_Problem:_ Your task is to transcribe the data in full.

(Figure contents as structured data)

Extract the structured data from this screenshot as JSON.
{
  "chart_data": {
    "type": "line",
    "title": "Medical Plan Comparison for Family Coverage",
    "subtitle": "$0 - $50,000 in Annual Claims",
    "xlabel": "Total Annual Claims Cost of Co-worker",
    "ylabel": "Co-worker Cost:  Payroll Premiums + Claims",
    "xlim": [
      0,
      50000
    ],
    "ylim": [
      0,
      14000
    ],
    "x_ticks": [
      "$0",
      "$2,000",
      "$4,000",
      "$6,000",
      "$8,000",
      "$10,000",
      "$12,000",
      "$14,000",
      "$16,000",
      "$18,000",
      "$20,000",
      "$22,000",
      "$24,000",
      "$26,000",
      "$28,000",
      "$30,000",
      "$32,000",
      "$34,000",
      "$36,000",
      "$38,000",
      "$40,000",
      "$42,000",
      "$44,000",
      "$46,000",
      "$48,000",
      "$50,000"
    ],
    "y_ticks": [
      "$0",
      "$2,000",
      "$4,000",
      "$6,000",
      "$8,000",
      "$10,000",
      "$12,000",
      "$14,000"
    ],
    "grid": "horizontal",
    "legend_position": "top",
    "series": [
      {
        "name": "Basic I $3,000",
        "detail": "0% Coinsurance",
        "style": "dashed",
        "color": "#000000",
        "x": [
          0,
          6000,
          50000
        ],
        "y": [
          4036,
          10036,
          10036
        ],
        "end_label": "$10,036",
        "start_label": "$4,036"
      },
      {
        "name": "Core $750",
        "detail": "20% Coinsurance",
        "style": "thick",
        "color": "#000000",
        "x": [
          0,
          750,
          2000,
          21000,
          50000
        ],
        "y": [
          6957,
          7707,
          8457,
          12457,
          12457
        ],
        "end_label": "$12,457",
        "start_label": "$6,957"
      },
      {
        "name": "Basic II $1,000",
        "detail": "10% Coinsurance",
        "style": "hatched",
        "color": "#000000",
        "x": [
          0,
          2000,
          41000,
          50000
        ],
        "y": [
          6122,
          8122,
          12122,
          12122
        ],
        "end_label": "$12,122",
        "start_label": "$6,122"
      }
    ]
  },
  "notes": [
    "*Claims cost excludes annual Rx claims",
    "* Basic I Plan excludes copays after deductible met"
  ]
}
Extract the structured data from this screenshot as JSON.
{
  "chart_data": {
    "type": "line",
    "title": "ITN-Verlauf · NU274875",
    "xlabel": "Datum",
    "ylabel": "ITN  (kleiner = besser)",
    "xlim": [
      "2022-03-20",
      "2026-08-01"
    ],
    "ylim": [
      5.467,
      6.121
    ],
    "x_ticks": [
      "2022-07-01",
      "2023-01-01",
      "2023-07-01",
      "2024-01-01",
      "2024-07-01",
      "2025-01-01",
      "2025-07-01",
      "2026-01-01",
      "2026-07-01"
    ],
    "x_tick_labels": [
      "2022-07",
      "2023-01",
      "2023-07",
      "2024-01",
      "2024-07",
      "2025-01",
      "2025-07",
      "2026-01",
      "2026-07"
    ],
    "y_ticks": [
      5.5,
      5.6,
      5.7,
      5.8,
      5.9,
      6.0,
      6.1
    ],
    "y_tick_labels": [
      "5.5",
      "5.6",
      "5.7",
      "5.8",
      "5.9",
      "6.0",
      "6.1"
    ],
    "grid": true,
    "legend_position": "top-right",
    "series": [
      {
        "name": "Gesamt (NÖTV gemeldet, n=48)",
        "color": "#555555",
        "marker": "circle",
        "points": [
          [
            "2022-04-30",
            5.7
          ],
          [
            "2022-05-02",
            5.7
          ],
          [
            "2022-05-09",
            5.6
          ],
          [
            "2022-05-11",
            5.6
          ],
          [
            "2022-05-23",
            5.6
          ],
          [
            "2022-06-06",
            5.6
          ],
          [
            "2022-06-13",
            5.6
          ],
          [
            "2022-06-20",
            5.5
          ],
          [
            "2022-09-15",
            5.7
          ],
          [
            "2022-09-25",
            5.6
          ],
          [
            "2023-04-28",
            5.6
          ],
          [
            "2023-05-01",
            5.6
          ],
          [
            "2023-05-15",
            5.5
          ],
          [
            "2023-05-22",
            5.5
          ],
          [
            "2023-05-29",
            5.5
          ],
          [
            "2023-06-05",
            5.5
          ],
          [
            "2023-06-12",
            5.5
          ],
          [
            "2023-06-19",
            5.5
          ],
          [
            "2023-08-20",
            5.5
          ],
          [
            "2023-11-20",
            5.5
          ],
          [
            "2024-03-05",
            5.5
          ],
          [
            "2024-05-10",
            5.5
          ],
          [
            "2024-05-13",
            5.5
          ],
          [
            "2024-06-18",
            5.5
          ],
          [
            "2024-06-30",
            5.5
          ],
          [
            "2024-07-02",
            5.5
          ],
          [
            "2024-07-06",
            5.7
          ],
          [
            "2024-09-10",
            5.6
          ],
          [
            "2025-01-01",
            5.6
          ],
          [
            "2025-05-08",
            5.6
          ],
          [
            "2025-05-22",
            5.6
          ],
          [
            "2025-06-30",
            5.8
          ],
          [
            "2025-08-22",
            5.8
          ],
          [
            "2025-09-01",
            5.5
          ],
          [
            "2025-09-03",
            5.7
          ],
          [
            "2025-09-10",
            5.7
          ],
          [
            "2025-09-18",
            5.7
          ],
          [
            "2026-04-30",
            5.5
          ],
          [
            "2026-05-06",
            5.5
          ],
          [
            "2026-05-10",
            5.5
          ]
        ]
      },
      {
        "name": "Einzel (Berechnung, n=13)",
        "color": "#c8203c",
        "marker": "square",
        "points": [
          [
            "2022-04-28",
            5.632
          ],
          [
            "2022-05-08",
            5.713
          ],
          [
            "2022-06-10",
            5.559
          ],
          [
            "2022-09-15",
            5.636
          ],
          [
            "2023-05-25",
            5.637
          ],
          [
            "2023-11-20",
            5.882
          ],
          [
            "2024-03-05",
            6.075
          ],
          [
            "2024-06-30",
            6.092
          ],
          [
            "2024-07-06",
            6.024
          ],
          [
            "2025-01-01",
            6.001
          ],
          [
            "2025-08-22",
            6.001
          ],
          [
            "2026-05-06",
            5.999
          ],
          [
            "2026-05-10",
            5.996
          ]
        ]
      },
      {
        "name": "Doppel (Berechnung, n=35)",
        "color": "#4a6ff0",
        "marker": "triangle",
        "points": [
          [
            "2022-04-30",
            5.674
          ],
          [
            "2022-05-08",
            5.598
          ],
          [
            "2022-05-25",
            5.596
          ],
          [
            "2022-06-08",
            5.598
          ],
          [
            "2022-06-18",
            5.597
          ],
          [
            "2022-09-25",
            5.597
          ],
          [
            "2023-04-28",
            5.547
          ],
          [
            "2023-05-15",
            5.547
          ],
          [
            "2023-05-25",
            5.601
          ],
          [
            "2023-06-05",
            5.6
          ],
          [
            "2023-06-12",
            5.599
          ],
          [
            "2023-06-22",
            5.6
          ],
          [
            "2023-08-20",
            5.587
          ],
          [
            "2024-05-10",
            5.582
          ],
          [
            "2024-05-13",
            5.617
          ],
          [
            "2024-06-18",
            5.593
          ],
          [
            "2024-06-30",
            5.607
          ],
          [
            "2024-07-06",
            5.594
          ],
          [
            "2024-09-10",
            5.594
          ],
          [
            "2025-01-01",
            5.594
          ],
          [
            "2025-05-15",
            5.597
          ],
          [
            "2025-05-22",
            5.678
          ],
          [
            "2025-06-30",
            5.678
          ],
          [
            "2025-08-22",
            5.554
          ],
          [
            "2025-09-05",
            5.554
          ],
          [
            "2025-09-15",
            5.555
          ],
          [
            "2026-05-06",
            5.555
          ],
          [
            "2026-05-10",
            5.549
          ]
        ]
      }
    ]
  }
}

_Expected answer:_
Extract the structured data from this screenshot as JSON.
{
  "chart_data": {
    "type": "line",
    "title": "Medical Plan Comparison for Family Coverage",
    "subtitle": "$0 - $50,000 in Annual Claims",
    "xlabel": "Total Annual Claims Cost of Co-worker",
    "ylabel": "Co-worker Cost:  Payroll Premiums + Claims",
    "xlim": [
      0,
      50000
    ],
    "ylim": [
      0,
      14000
    ],
    "x_ticks": [
      "$0",
      "$2,000",
      "$4,000",
      "$6,000",
      "$8,000",
      "$10,000",
      "$12,000",
      "$14,000",
      "$16,000",
      "$18,000",
      "$20,000",
      "$22,000",
      "$24,000",
      "$26,000",
      "$28,000",
      "$30,000",
      "$32,000",
      "$34,000",
      "$36,000",
      "$38,000",
      "$40,000",
      "$42,000",
      "$44,000",
      "$46,000",
      "$48,000",
      "$50,000"
    ],
    "y_ticks": [
      "$0",
      "$2,000",
      "$4,000",
      "$6,000",
      "$8,000",
      "$10,000",
      "$12,000",
      "$14,000"
    ],
    "grid": "horizontal",
    "legend_position": "top",
    "series": [
      {
        "name": "Basic I $3,000",
        "detail": "0% Coinsurance",
        "style": "dashed",
        "color": "#000000",
        "x": [
          0,
          6000,
          50000
        ],
        "y": [
          4036,
          10036,
          10036
        ],
        "end_label": "$10,036",
        "start_label": "$4,036"
      },
      {
        "name": "Core $750",
        "detail": "20% Coinsurance",
        "style": "thick",
        "color": "#000000",
        "x": [
          0,
          750,
          2000,
          21000,
          50000
        ],
        "y": [
          6957,
          7707,
          8457,
          12457,
          12457
        ],
        "end_label": "$12,457",
        "start_label": "$6,957"
      },
      {
        "name": "Basic II $1,000",
        "detail": "10% Coinsurance",
        "style": "hatched",
        "color": "#000000",
        "x": [
          0,
          2000,
          41000,
          50000
        ],
        "y": [
          6122,
          8122,
          12122,
          12122
        ],
        "end_label": "$12,122",
        "start_label": "$6,122"
      }
    ]
  },
  "notes": [
    "*Claims cost excludes annual Rx claims",
    "* Basic I Plan excludes copays after deductible met"
  ]
}
Extract the structured data from this screenshot as JSON.
{
  "chart_data": {
    "type": "line",
    "title": "ITN-Verlauf · NU274875",
    "xlabel": "Datum",
    "ylabel": "ITN  (kleiner = besser)",
    "xlim": [
      "2022-03-20",
      "2026-08-01"
    ],
    "ylim": [
      5.467,
      6.121
    ],
    "x_ticks": [
      "2022-07-01",
      "2023-01-01",
      "2023-07-01",
      "2024-01-01",
      "2024-07-01",
      "2025-01-01",
      "2025-07-01",
      "2026-01-01",
      "2026-07-01"
    ],
    "x_tick_labels": [
      "2022-07",
      "2023-01",
      "2023-07",
      "2024-01",
      "2024-07",
      "2025-01",
      "2025-07",
      "2026-01",
      "2026-07"
    ],
    "y_ticks": [
      5.5,
      5.6,
      5.7,
      5.8,
      5.9,
      6.0,
      6.1
    ],
    "y_tick_labels": [
      "5.5",
      "5.6",
      "5.7",
      "5.8",
      "5.9",
      "6.0",
      "6.1"
    ],
    "grid": true,
    "legend_position": "top-right",
    "series": [
      {
        "name": "Gesamt (NÖTV gemeldet, n=48)",
        "color": "#555555",
        "marker": "circle",
        "points": [
          [
            "2022-04-30",
            5.7
          ],
          [
            "2022-05-02",
            5.7
          ],
          [
            "2022-05-09",
            5.6
          ],
          [
            "2022-05-11",
            5.6
          ],
          [
            "2022-05-23",
            5.6
          ],
          [
            "2022-06-06",
            5.6
          ],
          [
            "2022-06-13",
            5.6
          ],
          [
            "2022-06-20",
            5.5
          ],
          [
            "2022-09-15",
            5.7
          ],
          [
            "2022-09-25",
            5.6
          ],
          [
            "2023-04-28",
            5.6
          ],
          [
            "2023-05-01",
            5.6
          ],
          [
            "2023-05-15",
            5.5
          ],
          [
            "2023-05-22",
            5.5
          ],
          [
            "2023-05-29",
            5.5
          ],
          [
            "2023-06-05",
            5.5
          ],
          [
            "2023-06-12",
            5.5
          ],
          [
            "2023-06-19",
            5.5
          ],
          [
            "2023-08-20",
            5.5
          ],
          [
            "2023-11-20",
            5.5
          ],
          [
            "2024-03-05",
            5.5
          ],
          [
            "2024-05-10",
            5.5
          ],
          [
            "2024-05-13",
            5.5
          ],
          [
            "2024-06-18",
            5.5
          ],
          [
            "2024-06-30",
            5.5
          ],
          [
            "2024-07-02",
            5.5
          ],
          [
            "2024-07-06",
            5.7
          ],
          [
            "2024-09-10",
            5.6
          ],
          [
            "2025-01-01",
            5.6
          ],
          [
            "2025-05-08",
            5.6
          ],
          [
            "2025-05-22",
            5.6
          ],
          [
            "2025-06-30",
            5.8
          ],
          [
            "2025-08-22",
            5.8
          ],
          [
            "2025-09-01",
            5.5
          ],
          [
            "2025-09-03",
            5.7
          ],
          [
            "2025-09-10",
            5.7
          ],
          [
            "2025-09-18",
            5.7
          ],
          [
            "2026-04-30",
            5.5
          ],
          [
            "2026-05-06",
            5.5
          ],
          [
            "2026-05-10",
            5.5
          ]
        ]
      },
      {
        "name": "Einzel (Berechnung, n=13)",
        "color": "#c8203c",
        "marker": "square",
        "points": [
          [
            "2022-04-28",
            5.632
          ],
          [
            "2022-05-08",
            5.713
          ],
          [
            "2022-06-10",
            5.559
          ],
          [
            "2022-09-15",
            5.636
          ],
          [
            "2023-05-25",
            5.637
          ],
          [
            "2023-11-20",
            5.882
          ],
          [
            "2024-03-05",
            6.075
          ],
          [
            "2024-06-30",
            6.092
          ],
          [
            "2024-07-06",
            6.024
          ],
          [
            "2025-01-01",
            6.001
          ],
          [
            "2025-08-22",
            6.001
          ],
          [
            "2026-05-06",
            5.999
          ],
          [
            "2026-05-10",
            5.996
          ]
        ]
      },
      {
        "name": "Doppel (Berechnung, n=35)",
        "color": "#4a6ff0",
        "marker": "triangle",
        "points": [
          [
            "2022-04-30",
            5.674
          ],
          [
            "2022-05-08",
            5.598
          ],
          [
            "2022-05-25",
            5.596
          ],
          [
            "2022-06-08",
            5.598
          ],
          [
            "2022-06-18",
            5.597
          ],
          [
            "2022-09-25",
            5.597
          ],
          [
            "2023-04-28",
            5.547
          ],
          [
            "2023-05-15",
            5.547
          ],
          [
            "2023-05-25",
            5.601
          ],
          [
            "2023-06-05",
            5.6
          ],
          [
            "2023-06-12",
            5.599
          ],
          [
            "2023-06-22",
            5.6
          ],
          [
            "2023-08-20",
            5.587
          ],
          [
            "2024-05-10",
            5.582
          ],
          [
            "2024-05-13",
            5.617
          ],
          [
            "2024-06-18",
            5.593
          ],
          [
            "2024-06-30",
            5.607
          ],
          [
            "2024-07-06",
            5.594
          ],
          [
            "2024-09-10",
            5.594
          ],
          [
            "2025-01-01",
            5.594
          ],
          [
            "2025-05-15",
            5.597
          ],
          [
            "2025-05-22",
            5.678
          ],
          [
            "2025-06-30",
            5.678
          ],
          [
            "2025-08-22",
            5.554
          ],
          [
            "2025-09-05",
            5.554
          ],
          [
            "2025-09-15",
            5.555
          ],
          [
            "2026-05-06",
            5.555
          ],
          [
            "2026-05-10",
            5.549
          ]
        ]
      }
    ]
  }
}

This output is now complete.